[Entries taken from a collection]
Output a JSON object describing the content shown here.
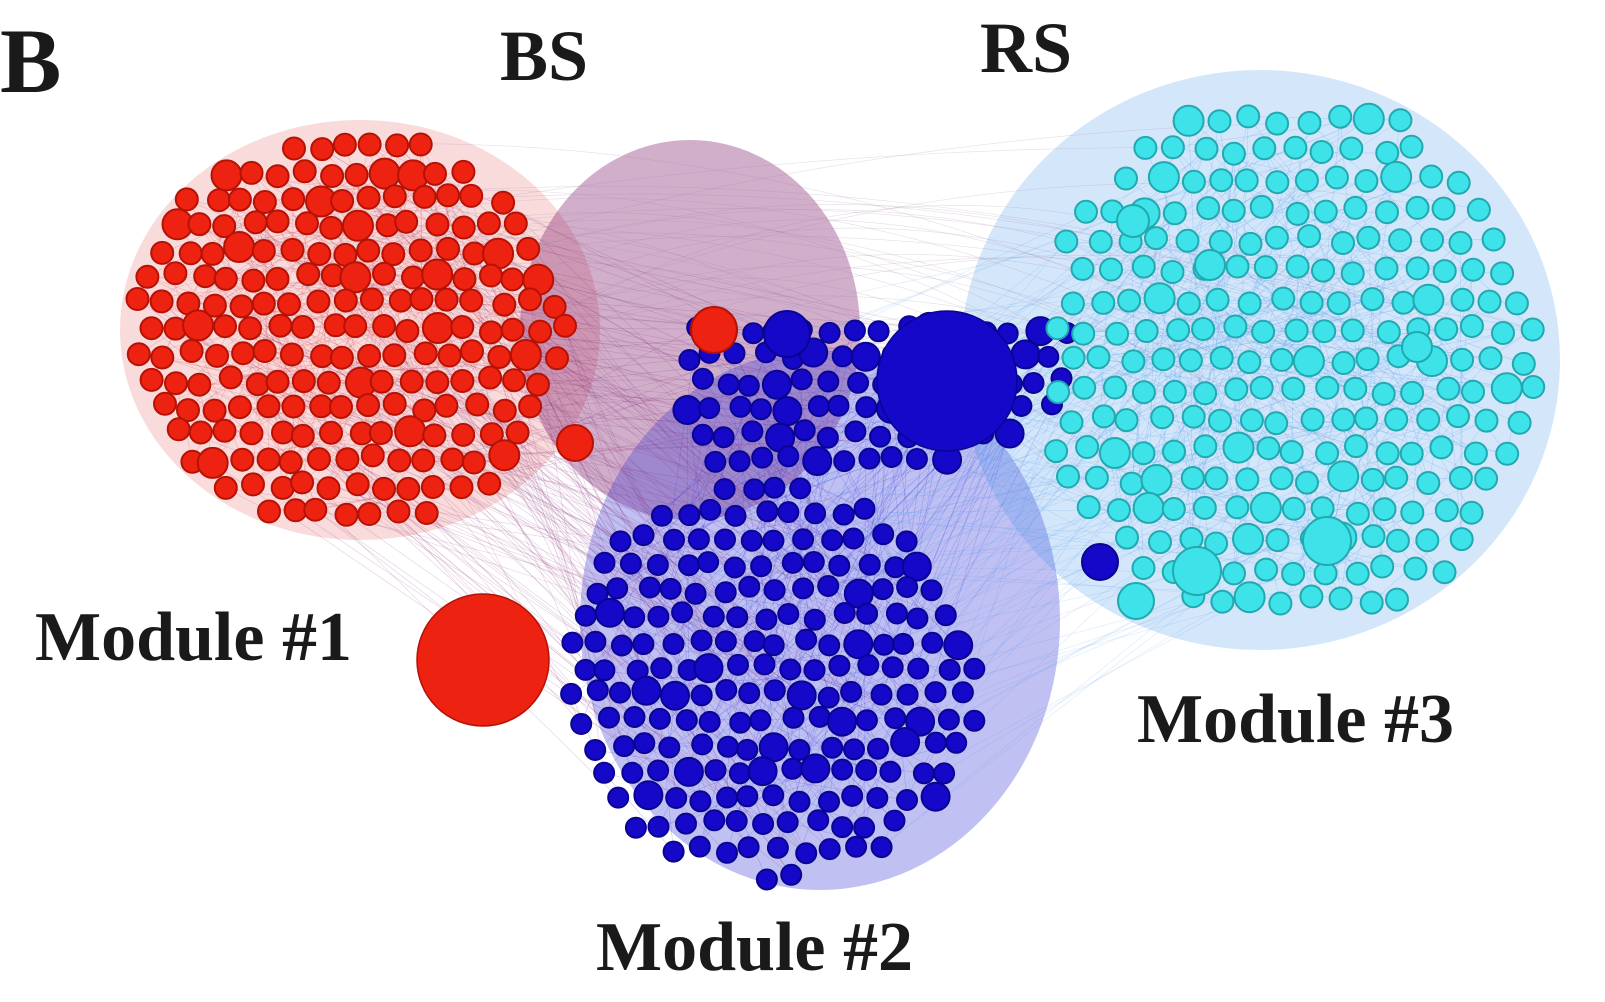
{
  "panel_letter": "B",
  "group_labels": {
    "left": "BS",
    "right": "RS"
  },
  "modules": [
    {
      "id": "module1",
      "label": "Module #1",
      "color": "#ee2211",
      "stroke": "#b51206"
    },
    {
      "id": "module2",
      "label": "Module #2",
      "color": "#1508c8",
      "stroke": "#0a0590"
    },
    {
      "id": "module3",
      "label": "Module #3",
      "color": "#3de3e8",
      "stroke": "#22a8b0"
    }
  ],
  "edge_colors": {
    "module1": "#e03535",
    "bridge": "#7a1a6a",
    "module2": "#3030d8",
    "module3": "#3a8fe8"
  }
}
* * *
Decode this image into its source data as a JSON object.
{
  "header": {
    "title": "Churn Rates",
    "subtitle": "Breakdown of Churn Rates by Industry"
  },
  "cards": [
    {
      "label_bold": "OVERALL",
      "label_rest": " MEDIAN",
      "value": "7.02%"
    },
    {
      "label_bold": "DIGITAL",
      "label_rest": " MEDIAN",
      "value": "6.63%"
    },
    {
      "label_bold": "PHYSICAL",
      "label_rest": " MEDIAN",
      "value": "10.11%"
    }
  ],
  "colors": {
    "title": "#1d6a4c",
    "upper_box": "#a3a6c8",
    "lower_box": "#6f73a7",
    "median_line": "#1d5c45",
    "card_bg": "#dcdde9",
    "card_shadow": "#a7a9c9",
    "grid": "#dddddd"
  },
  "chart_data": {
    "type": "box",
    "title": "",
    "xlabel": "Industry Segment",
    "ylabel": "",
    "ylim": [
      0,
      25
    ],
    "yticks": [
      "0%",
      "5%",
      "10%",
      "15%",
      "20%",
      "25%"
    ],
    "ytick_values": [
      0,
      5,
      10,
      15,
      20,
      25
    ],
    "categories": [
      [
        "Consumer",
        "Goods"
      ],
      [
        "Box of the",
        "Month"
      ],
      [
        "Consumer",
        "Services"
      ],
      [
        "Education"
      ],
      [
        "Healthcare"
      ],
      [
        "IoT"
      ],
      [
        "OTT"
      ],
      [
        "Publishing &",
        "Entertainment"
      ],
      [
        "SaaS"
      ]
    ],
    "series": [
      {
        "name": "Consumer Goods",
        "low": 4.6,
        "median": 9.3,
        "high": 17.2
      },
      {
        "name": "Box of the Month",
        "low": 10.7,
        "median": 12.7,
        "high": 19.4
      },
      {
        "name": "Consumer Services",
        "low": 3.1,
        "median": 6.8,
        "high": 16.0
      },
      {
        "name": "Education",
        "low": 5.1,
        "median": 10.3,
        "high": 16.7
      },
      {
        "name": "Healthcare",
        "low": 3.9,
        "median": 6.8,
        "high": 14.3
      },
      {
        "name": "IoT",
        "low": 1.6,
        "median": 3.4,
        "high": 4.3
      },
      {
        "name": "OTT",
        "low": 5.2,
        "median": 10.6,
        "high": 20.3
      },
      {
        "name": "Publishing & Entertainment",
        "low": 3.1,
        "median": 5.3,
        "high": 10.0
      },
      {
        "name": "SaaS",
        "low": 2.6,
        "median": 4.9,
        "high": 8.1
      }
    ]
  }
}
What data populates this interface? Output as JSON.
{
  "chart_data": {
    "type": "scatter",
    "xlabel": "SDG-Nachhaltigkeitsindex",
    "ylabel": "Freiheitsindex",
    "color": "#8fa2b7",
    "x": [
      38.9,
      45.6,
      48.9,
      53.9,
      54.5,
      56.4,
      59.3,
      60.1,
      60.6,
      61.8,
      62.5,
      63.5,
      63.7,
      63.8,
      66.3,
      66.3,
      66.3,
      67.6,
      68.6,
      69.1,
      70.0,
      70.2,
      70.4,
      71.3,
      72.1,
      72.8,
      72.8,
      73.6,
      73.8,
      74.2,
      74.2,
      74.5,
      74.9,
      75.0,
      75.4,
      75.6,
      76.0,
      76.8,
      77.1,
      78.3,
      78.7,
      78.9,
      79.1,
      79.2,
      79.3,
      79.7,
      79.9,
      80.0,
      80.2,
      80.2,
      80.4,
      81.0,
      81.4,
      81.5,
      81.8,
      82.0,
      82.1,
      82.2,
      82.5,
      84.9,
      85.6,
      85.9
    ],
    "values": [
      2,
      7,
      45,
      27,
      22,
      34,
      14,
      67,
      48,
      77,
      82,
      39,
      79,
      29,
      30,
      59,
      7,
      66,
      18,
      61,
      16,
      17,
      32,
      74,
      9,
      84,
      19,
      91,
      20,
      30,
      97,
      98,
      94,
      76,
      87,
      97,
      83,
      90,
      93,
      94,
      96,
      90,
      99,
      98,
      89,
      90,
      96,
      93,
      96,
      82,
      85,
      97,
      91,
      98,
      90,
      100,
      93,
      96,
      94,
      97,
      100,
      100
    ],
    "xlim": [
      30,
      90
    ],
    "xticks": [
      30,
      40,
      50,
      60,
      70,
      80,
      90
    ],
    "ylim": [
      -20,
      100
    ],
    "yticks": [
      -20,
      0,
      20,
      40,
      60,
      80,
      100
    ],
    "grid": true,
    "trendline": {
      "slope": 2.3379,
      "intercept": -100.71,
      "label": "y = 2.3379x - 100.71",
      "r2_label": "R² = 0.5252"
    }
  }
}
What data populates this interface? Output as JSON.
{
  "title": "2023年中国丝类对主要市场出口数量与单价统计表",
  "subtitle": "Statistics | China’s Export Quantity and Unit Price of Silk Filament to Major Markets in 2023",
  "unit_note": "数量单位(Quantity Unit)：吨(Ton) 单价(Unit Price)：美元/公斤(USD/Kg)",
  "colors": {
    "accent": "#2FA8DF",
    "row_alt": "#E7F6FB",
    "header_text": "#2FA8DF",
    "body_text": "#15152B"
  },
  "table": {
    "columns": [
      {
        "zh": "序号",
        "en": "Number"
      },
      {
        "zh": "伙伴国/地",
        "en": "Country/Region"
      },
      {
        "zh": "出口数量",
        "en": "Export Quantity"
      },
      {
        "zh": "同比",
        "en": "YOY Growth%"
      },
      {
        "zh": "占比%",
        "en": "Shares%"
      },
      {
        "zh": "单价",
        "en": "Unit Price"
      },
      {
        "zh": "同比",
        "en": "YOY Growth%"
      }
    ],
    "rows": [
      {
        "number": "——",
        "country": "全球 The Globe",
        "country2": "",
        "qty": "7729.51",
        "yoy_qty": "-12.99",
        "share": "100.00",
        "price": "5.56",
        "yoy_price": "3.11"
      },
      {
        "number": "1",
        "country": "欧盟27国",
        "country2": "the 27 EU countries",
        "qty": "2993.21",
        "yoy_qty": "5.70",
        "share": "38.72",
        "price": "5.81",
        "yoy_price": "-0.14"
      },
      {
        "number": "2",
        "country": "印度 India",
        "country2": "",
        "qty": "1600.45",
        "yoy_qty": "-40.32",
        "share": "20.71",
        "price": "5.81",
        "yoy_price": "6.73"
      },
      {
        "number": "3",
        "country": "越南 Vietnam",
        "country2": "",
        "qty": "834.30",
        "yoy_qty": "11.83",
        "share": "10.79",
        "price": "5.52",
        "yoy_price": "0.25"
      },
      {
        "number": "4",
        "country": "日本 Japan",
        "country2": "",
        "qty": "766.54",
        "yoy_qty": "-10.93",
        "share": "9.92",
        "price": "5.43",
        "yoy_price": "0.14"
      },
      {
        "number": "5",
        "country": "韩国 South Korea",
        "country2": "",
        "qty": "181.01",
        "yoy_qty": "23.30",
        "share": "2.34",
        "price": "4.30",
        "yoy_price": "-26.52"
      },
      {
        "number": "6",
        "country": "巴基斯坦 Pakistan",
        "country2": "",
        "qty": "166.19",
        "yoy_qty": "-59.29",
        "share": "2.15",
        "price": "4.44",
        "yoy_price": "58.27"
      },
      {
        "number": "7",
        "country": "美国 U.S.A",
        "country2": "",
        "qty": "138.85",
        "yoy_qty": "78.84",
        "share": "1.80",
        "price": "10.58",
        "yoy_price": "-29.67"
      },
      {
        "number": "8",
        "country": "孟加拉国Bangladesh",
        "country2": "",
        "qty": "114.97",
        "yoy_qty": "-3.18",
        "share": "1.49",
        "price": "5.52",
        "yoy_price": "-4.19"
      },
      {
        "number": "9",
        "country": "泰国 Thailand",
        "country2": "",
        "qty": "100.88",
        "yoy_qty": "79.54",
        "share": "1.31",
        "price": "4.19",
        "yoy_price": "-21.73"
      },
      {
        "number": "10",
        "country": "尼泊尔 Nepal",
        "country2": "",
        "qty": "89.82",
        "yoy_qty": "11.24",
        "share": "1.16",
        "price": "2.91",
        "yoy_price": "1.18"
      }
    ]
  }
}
...
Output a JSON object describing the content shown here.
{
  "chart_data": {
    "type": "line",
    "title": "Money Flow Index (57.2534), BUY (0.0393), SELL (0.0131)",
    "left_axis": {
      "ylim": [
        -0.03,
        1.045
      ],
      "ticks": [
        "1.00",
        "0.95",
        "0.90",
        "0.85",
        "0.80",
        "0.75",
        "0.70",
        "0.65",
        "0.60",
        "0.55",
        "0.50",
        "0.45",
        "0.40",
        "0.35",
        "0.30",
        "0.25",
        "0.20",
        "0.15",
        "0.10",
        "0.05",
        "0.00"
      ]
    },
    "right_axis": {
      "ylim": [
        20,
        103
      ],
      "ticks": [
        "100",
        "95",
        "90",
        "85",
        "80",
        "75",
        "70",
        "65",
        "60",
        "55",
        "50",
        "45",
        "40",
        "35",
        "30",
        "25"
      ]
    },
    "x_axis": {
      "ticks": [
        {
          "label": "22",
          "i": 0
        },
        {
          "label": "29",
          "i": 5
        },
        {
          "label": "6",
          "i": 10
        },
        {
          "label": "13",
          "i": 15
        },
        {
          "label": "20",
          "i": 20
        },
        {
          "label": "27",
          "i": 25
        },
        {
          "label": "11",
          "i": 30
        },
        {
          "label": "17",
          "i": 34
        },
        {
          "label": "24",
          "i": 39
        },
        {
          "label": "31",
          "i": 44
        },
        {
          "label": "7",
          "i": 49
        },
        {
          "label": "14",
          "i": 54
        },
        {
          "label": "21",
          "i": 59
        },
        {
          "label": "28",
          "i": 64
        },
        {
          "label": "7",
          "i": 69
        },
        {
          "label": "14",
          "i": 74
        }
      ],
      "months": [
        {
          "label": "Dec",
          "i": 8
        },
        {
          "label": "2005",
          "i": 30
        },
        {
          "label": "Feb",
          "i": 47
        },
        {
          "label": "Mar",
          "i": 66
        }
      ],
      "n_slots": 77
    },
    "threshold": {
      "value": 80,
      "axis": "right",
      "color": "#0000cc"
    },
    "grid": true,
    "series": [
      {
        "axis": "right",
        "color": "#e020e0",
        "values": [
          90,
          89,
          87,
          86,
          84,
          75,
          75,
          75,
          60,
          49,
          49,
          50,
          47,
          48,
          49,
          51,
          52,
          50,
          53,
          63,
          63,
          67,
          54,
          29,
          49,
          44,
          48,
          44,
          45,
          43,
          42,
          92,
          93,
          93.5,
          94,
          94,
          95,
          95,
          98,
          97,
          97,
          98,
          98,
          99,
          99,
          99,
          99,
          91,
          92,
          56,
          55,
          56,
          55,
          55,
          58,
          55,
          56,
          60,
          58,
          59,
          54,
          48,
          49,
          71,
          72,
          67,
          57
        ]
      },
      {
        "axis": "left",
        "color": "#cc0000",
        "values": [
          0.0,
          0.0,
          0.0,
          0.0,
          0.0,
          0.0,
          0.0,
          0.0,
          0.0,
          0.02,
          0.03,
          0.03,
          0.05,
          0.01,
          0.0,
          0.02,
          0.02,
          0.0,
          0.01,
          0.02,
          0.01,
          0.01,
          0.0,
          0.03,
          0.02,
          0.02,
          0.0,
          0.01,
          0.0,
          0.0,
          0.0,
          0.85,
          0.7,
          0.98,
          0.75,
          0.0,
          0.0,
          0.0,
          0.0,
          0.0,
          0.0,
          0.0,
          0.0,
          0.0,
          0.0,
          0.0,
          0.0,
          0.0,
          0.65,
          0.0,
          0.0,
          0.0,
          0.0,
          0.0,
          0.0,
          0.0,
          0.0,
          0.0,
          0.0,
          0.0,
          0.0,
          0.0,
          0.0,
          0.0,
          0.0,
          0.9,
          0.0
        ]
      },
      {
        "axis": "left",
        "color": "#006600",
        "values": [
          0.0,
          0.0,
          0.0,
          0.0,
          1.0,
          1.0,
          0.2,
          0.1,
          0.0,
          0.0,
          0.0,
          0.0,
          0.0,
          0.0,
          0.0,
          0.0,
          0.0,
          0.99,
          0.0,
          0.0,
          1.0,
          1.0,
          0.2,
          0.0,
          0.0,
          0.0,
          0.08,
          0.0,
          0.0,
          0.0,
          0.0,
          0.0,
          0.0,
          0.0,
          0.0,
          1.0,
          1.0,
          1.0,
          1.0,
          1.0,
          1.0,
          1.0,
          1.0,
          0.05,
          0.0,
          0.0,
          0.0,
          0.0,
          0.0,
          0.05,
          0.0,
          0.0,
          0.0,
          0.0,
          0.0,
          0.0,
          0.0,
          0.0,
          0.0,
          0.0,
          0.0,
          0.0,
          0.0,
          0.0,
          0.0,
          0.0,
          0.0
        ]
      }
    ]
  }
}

— Work to be completed —
Look through the lines above and collect those with the word "high".

— Task result —
        "high": 17.2
        "high": 19.4
        "high": 16.0
        "high": 16.7
        "high": 14.3
        "high": 4.3
        "high": 20.3
        "high": 10.0
        "high": 8.1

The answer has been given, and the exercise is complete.